══ Data section
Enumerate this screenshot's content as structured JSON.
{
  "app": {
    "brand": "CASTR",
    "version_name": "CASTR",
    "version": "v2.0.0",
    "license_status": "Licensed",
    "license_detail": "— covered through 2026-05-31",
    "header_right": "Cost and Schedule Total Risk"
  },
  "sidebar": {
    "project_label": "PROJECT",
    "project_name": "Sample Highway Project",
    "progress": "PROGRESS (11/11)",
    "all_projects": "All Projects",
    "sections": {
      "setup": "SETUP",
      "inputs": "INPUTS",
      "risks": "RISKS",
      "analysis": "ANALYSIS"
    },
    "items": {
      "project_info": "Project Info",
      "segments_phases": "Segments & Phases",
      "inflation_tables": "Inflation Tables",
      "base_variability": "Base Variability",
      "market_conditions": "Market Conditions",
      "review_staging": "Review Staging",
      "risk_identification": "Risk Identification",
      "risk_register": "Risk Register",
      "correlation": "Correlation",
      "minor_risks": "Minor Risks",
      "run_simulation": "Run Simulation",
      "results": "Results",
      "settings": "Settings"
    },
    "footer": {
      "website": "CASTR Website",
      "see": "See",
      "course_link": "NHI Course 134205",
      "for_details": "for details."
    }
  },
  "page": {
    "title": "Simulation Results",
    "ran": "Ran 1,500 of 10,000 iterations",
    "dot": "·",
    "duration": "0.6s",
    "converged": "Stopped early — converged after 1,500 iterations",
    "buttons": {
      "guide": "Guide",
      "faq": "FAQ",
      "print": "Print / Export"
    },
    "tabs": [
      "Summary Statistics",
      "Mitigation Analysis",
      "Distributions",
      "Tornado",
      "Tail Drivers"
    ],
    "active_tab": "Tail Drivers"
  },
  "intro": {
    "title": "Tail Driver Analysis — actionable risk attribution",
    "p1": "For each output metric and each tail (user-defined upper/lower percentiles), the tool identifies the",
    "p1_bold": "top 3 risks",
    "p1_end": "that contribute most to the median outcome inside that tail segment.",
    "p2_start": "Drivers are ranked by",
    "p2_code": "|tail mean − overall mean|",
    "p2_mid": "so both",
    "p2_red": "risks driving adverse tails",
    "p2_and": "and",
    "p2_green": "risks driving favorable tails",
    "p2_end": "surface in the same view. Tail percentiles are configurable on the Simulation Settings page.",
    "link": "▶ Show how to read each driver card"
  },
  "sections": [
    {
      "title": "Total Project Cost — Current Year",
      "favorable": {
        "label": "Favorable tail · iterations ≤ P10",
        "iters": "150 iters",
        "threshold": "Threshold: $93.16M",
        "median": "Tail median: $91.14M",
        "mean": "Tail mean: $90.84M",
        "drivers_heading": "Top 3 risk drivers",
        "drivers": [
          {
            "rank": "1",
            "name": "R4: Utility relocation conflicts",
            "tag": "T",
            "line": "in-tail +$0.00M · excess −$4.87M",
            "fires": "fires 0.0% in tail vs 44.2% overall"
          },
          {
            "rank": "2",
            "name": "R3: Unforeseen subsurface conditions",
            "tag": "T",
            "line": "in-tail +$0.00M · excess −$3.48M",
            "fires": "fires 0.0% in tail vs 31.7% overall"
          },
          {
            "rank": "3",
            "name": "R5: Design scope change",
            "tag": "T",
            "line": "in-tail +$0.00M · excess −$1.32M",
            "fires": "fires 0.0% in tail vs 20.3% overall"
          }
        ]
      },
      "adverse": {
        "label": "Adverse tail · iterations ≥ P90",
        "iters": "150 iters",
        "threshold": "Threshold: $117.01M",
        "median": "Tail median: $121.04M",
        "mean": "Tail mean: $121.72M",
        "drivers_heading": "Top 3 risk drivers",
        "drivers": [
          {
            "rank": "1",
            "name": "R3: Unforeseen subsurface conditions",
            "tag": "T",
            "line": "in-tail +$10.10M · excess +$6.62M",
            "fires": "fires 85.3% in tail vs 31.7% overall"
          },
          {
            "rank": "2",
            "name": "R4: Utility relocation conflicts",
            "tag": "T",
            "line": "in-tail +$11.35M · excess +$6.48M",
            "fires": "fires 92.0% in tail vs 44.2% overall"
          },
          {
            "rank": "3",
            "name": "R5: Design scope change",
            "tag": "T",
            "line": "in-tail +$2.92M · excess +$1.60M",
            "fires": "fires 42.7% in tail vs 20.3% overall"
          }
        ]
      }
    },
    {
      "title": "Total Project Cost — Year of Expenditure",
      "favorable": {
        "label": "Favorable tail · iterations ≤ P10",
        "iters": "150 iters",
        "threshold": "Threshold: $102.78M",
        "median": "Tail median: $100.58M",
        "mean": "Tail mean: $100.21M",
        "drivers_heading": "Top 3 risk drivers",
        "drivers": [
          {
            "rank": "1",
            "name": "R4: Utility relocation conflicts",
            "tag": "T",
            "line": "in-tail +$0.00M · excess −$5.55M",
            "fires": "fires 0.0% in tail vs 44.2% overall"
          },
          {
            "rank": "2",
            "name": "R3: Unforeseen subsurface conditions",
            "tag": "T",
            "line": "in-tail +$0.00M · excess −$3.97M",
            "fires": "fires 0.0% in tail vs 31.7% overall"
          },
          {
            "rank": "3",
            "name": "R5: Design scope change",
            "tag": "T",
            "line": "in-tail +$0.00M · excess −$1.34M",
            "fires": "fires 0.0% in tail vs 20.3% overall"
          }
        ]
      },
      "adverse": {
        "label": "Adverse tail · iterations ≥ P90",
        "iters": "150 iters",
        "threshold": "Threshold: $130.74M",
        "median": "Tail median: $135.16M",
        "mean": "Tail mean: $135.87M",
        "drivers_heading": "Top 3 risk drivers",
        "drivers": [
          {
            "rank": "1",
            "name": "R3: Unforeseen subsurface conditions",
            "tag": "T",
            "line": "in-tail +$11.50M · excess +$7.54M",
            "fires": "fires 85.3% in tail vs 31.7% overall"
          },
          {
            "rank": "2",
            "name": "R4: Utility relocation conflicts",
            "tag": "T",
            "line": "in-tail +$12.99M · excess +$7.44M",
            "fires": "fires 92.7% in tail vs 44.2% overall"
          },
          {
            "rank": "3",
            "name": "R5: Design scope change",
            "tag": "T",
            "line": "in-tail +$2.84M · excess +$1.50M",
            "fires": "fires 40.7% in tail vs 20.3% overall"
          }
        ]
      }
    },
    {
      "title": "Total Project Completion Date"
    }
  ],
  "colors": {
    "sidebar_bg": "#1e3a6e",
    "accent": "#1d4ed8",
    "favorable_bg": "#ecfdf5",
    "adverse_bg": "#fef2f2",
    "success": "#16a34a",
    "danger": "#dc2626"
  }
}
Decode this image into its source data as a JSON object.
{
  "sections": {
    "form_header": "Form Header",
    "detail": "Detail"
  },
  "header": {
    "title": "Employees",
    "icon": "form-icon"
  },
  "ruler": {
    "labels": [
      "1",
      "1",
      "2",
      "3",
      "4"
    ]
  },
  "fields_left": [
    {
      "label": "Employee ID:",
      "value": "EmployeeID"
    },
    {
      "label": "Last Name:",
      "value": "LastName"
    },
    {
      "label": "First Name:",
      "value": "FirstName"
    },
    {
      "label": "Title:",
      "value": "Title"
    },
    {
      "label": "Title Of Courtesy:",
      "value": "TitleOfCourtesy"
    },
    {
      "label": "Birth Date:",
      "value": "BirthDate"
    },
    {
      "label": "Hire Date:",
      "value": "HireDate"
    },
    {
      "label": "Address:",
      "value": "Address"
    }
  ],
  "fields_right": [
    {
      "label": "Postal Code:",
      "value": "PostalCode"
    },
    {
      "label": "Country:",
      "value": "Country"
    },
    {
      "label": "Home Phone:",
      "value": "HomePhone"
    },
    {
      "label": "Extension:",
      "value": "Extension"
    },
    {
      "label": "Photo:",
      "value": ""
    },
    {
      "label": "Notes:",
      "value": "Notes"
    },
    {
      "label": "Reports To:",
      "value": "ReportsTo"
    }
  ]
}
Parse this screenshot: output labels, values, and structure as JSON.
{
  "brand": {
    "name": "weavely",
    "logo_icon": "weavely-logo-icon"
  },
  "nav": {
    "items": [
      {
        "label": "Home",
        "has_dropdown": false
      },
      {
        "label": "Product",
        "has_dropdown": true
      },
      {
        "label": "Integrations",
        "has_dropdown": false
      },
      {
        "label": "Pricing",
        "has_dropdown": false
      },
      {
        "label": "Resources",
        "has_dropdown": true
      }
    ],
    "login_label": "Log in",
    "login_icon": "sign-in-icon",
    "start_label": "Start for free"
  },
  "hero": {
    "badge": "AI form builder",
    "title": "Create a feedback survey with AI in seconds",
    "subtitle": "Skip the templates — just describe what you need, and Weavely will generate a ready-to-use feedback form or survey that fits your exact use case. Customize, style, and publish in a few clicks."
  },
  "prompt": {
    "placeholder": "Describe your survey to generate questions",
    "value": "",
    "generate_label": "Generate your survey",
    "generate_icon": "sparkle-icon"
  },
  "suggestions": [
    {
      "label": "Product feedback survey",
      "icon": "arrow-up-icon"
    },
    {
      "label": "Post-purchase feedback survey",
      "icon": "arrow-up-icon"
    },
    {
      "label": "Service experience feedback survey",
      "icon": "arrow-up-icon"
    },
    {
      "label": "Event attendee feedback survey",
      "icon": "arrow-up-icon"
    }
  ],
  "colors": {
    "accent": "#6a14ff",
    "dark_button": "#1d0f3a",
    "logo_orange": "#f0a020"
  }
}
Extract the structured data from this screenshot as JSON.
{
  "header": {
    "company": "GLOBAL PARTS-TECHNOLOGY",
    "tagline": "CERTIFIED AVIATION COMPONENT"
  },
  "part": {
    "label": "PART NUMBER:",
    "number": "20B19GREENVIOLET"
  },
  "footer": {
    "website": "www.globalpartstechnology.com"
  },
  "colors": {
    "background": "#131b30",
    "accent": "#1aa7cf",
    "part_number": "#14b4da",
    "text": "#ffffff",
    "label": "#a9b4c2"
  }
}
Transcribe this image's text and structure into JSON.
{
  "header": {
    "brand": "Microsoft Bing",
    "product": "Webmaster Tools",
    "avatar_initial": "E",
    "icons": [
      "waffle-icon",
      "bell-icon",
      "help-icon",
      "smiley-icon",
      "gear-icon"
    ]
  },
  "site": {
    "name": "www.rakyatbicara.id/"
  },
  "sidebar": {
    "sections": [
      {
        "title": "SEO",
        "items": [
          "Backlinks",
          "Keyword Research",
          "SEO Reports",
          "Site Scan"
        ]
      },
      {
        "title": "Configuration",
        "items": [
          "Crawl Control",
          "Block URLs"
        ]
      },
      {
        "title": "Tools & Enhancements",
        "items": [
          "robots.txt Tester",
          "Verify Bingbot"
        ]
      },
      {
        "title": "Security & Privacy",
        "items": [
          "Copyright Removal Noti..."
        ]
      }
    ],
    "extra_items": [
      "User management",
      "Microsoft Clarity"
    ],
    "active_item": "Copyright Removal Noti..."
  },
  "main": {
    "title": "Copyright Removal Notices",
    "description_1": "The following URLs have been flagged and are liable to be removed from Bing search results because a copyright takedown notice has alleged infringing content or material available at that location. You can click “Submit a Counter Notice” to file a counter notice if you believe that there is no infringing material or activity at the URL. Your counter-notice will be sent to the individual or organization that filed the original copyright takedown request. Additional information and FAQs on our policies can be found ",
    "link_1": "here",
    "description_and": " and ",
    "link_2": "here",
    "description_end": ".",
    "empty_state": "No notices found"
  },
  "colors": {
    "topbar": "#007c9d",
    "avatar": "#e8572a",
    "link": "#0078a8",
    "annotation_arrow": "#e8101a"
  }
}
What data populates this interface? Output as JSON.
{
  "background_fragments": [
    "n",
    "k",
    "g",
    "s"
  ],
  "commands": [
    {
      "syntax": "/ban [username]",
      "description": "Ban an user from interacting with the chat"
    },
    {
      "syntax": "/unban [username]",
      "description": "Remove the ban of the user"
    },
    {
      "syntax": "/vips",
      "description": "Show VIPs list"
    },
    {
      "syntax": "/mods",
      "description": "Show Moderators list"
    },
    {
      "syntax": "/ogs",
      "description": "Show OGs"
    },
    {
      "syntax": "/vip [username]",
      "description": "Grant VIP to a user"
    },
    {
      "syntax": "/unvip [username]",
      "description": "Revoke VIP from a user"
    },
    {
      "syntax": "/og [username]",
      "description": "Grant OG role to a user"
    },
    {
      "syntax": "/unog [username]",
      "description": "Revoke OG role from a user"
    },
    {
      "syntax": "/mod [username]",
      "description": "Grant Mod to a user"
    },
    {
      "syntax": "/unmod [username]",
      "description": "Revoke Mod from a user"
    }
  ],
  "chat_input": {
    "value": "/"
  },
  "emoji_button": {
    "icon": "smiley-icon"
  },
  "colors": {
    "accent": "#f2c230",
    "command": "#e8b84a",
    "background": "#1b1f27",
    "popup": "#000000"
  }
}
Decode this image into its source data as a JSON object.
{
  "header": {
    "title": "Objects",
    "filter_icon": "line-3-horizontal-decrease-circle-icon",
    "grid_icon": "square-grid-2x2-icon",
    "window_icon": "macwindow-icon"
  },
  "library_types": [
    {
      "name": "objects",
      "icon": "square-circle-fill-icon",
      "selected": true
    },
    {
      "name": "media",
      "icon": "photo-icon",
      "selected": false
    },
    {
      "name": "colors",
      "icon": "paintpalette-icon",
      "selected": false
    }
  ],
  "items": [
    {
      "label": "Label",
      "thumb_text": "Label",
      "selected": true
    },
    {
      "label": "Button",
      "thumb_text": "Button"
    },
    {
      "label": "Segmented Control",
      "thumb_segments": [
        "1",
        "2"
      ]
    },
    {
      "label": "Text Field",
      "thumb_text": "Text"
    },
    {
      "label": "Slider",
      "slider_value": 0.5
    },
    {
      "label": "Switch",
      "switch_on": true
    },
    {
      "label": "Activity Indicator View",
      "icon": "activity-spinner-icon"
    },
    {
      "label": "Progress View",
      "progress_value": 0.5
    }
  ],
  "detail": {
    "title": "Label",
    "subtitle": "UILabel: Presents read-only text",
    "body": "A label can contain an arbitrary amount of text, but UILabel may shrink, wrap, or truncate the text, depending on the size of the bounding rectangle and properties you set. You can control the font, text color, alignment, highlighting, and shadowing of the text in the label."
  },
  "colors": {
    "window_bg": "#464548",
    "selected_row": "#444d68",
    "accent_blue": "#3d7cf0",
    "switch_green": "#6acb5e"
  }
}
════
### Stated goal
Show all lines in the entries above where the string "Microsoft" appears.

### Reply to the exercise
    "brand": "Microsoft Bing",
      "Microsoft Clarity"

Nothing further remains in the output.